→ **YOUR TASK**: Exactly as written, print each record in the listing.

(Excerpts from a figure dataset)
▼▼▼
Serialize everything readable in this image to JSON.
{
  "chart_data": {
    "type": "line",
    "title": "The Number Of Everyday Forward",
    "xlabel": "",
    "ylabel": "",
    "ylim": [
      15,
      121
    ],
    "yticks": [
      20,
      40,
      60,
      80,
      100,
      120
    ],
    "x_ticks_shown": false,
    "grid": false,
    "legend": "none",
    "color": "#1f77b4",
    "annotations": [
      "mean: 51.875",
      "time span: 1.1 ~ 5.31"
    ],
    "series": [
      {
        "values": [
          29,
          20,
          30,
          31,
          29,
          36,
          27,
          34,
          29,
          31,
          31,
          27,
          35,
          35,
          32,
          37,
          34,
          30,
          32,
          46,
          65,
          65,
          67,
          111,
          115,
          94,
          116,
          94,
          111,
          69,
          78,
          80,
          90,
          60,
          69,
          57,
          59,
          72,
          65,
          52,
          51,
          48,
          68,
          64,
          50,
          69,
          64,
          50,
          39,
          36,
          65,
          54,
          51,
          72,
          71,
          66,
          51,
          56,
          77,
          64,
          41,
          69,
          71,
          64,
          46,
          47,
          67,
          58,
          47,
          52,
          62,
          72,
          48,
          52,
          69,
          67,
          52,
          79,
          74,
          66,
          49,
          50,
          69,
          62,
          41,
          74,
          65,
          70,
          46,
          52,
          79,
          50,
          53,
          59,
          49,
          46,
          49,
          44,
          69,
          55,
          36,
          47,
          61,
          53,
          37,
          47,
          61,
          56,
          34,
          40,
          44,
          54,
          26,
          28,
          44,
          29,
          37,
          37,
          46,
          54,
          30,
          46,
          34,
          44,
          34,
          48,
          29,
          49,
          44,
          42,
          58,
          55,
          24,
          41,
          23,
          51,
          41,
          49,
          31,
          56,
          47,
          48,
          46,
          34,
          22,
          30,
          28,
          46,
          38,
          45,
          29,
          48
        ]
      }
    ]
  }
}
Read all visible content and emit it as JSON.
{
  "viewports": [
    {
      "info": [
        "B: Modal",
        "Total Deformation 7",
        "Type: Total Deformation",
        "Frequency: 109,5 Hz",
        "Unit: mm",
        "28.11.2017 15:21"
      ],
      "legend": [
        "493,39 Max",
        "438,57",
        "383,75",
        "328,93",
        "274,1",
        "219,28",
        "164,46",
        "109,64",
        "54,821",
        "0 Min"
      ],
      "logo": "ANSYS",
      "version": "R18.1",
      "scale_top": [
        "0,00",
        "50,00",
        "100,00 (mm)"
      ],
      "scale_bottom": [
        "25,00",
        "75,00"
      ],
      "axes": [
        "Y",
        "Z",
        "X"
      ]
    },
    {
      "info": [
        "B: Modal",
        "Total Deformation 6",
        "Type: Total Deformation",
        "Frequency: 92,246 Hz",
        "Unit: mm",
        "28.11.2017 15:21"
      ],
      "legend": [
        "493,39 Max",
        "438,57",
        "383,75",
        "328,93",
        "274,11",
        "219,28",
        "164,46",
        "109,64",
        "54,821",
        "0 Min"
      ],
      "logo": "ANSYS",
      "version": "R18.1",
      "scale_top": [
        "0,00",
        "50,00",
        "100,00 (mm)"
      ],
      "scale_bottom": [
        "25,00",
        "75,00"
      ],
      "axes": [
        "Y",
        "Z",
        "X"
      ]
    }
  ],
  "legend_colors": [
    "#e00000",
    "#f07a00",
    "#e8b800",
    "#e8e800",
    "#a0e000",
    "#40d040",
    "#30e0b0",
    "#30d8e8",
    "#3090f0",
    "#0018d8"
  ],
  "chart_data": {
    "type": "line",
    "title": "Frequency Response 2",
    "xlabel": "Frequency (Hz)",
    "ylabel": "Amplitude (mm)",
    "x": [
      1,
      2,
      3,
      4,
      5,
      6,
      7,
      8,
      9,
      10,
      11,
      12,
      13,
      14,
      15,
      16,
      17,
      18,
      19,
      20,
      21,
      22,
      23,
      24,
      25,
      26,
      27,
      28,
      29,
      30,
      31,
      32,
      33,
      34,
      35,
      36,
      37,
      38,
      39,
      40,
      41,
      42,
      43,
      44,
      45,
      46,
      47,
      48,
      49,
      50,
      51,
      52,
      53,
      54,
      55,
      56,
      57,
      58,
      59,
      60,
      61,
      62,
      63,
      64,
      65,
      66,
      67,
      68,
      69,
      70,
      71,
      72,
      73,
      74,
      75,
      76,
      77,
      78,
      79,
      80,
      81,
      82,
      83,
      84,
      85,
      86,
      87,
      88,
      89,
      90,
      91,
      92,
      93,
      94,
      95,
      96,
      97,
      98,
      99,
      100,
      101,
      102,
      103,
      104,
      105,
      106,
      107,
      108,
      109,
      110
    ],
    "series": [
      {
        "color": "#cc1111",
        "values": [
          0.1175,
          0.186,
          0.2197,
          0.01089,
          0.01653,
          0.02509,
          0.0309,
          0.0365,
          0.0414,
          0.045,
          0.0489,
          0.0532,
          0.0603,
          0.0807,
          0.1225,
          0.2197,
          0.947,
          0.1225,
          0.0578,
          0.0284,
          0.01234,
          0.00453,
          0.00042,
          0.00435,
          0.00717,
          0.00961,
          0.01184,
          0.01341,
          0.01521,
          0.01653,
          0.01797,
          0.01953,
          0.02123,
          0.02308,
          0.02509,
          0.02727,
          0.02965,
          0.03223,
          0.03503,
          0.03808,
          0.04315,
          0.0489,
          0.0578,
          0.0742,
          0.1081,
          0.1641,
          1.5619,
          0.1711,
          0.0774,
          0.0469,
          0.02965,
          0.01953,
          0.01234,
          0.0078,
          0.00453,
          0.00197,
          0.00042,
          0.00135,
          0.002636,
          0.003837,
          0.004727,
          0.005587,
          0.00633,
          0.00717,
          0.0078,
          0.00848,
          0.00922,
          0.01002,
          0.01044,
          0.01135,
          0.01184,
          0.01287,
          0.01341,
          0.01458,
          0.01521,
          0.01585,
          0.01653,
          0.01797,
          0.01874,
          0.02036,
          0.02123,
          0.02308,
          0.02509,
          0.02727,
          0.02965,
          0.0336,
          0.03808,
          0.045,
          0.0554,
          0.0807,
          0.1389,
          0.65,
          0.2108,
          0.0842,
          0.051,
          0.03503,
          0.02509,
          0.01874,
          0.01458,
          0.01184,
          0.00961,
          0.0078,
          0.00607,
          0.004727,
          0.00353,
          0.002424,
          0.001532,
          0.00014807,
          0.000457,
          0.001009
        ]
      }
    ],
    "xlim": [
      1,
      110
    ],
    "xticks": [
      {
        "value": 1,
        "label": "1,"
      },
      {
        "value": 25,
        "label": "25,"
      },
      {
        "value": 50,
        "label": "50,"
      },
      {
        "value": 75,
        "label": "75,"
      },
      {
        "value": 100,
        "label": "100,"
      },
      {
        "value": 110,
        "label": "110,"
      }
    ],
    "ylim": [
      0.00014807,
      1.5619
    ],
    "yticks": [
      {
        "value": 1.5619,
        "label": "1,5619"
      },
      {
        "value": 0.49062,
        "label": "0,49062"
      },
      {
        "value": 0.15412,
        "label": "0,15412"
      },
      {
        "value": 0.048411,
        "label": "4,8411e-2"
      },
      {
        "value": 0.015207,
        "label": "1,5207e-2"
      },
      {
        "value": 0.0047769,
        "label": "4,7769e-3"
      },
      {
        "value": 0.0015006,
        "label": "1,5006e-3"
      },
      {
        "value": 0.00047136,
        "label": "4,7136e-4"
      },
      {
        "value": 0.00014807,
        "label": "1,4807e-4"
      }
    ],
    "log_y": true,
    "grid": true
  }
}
▲▲▲
→ **ANSWER FOR THIS EXERCISE**:
Serialize everything readable in this image to JSON.
{
  "chart_data": {
    "type": "line",
    "title": "The Number Of Everyday Forward",
    "xlabel": "",
    "ylabel": "",
    "ylim": [
      15,
      121
    ],
    "yticks": [
      20,
      40,
      60,
      80,
      100,
      120
    ],
    "x_ticks_shown": false,
    "grid": false,
    "legend": "none",
    "color": "#1f77b4",
    "annotations": [
      "mean: 51.875",
      "time span: 1.1 ~ 5.31"
    ],
    "series": [
      {
        "values": [
          29,
          20,
          30,
          31,
          29,
          36,
          27,
          34,
          29,
          31,
          31,
          27,
          35,
          35,
          32,
          37,
          34,
          30,
          32,
          46,
          65,
          65,
          67,
          111,
          115,
          94,
          116,
          94,
          111,
          69,
          78,
          80,
          90,
          60,
          69,
          57,
          59,
          72,
          65,
          52,
          51,
          48,
          68,
          64,
          50,
          69,
          64,
          50,
          39,
          36,
          65,
          54,
          51,
          72,
          71,
          66,
          51,
          56,
          77,
          64,
          41,
          69,
          71,
          64,
          46,
          47,
          67,
          58,
          47,
          52,
          62,
          72,
          48,
          52,
          69,
          67,
          52,
          79,
          74,
          66,
          49,
          50,
          69,
          62,
          41,
          74,
          65,
          70,
          46,
          52,
          79,
          50,
          53,
          59,
          49,
          46,
          49,
          44,
          69,
          55,
          36,
          47,
          61,
          53,
          37,
          47,
          61,
          56,
          34,
          40,
          44,
          54,
          26,
          28,
          44,
          29,
          37,
          37,
          46,
          54,
          30,
          46,
          34,
          44,
          34,
          48,
          29,
          49,
          44,
          42,
          58,
          55,
          24,
          41,
          23,
          51,
          41,
          49,
          31,
          56,
          47,
          48,
          46,
          34,
          22,
          30,
          28,
          46,
          38,
          45,
          29,
          48
        ]
      }
    ]
  }
}
Read all visible content and emit it as JSON.
{
  "viewports": [
    {
      "info": [
        "B: Modal",
        "Total Deformation 7",
        "Type: Total Deformation",
        "Frequency: 109,5 Hz",
        "Unit: mm",
        "28.11.2017 15:21"
      ],
      "legend": [
        "493,39 Max",
        "438,57",
        "383,75",
        "328,93",
        "274,1",
        "219,28",
        "164,46",
        "109,64",
        "54,821",
        "0 Min"
      ],
      "logo": "ANSYS",
      "version": "R18.1",
      "scale_top": [
        "0,00",
        "50,00",
        "100,00 (mm)"
      ],
      "scale_bottom": [
        "25,00",
        "75,00"
      ],
      "axes": [
        "Y",
        "Z",
        "X"
      ]
    },
    {
      "info": [
        "B: Modal",
        "Total Deformation 6",
        "Type: Total Deformation",
        "Frequency: 92,246 Hz",
        "Unit: mm",
        "28.11.2017 15:21"
      ],
      "legend": [
        "493,39 Max",
        "438,57",
        "383,75",
        "328,93",
        "274,11",
        "219,28",
        "164,46",
        "109,64",
        "54,821",
        "0 Min"
      ],
      "logo": "ANSYS",
      "version": "R18.1",
      "scale_top": [
        "0,00",
        "50,00",
        "100,00 (mm)"
      ],
      "scale_bottom": [
        "25,00",
        "75,00"
      ],
      "axes": [
        "Y",
        "Z",
        "X"
      ]
    }
  ],
  "legend_colors": [
    "#e00000",
    "#f07a00",
    "#e8b800",
    "#e8e800",
    "#a0e000",
    "#40d040",
    "#30e0b0",
    "#30d8e8",
    "#3090f0",
    "#0018d8"
  ],
  "chart_data": {
    "type": "line",
    "title": "Frequency Response 2",
    "xlabel": "Frequency (Hz)",
    "ylabel": "Amplitude (mm)",
    "x": [
      1,
      2,
      3,
      4,
      5,
      6,
      7,
      8,
      9,
      10,
      11,
      12,
      13,
      14,
      15,
      16,
      17,
      18,
      19,
      20,
      21,
      22,
      23,
      24,
      25,
      26,
      27,
      28,
      29,
      30,
      31,
      32,
      33,
      34,
      35,
      36,
      37,
      38,
      39,
      40,
      41,
      42,
      43,
      44,
      45,
      46,
      47,
      48,
      49,
      50,
      51,
      52,
      53,
      54,
      55,
      56,
      57,
      58,
      59,
      60,
      61,
      62,
      63,
      64,
      65,
      66,
      67,
      68,
      69,
      70,
      71,
      72,
      73,
      74,
      75,
      76,
      77,
      78,
      79,
      80,
      81,
      82,
      83,
      84,
      85,
      86,
      87,
      88,
      89,
      90,
      91,
      92,
      93,
      94,
      95,
      96,
      97,
      98,
      99,
      100,
      101,
      102,
      103,
      104,
      105,
      106,
      107,
      108,
      109,
      110
    ],
    "series": [
      {
        "color": "#cc1111",
        "values": [
          0.1175,
          0.186,
          0.2197,
          0.01089,
          0.01653,
          0.02509,
          0.0309,
          0.0365,
          0.0414,
          0.045,
          0.0489,
          0.0532,
          0.0603,
          0.0807,
          0.1225,
          0.2197,
          0.947,
          0.1225,
          0.0578,
          0.0284,
          0.01234,
          0.00453,
          0.00042,
          0.00435,
          0.00717,
          0.00961,
          0.01184,
          0.01341,
          0.01521,
          0.01653,
          0.01797,
          0.01953,
          0.02123,
          0.02308,
          0.02509,
          0.02727,
          0.02965,
          0.03223,
          0.03503,
          0.03808,
          0.04315,
          0.0489,
          0.0578,
          0.0742,
          0.1081,
          0.1641,
          1.5619,
          0.1711,
          0.0774,
          0.0469,
          0.02965,
          0.01953,
          0.01234,
          0.0078,
          0.00453,
          0.00197,
          0.00042,
          0.00135,
          0.002636,
          0.003837,
          0.004727,
          0.005587,
          0.00633,
          0.00717,
          0.0078,
          0.00848,
          0.00922,
          0.01002,
          0.01044,
          0.01135,
          0.01184,
          0.01287,
          0.01341,
          0.01458,
          0.01521,
          0.01585,
          0.01653,
          0.01797,
          0.01874,
          0.02036,
          0.02123,
          0.02308,
          0.02509,
          0.02727,
          0.02965,
          0.0336,
          0.03808,
          0.045,
          0.0554,
          0.0807,
          0.1389,
          0.65,
          0.2108,
          0.0842,
          0.051,
          0.03503,
          0.02509,
          0.01874,
          0.01458,
          0.01184,
          0.00961,
          0.0078,
          0.00607,
          0.004727,
          0.00353,
          0.002424,
          0.001532,
          0.00014807,
          0.000457,
          0.001009
        ]
      }
    ],
    "xlim": [
      1,
      110
    ],
    "xticks": [
      {
        "value": 1,
        "label": "1,"
      },
      {
        "value": 25,
        "label": "25,"
      },
      {
        "value": 50,
        "label": "50,"
      },
      {
        "value": 75,
        "label": "75,"
      },
      {
        "value": 100,
        "label": "100,"
      },
      {
        "value": 110,
        "label": "110,"
      }
    ],
    "ylim": [
      0.00014807,
      1.5619
    ],
    "yticks": [
      {
        "value": 1.5619,
        "label": "1,5619"
      },
      {
        "value": 0.49062,
        "label": "0,49062"
      },
      {
        "value": 0.15412,
        "label": "0,15412"
      },
      {
        "value": 0.048411,
        "label": "4,8411e-2"
      },
      {
        "value": 0.015207,
        "label": "1,5207e-2"
      },
      {
        "value": 0.0047769,
        "label": "4,7769e-3"
      },
      {
        "value": 0.0015006,
        "label": "1,5006e-3"
      },
      {
        "value": 0.00047136,
        "label": "4,7136e-4"
      },
      {
        "value": 0.00014807,
        "label": "1,4807e-4"
      }
    ],
    "log_y": true,
    "grid": true
  }
}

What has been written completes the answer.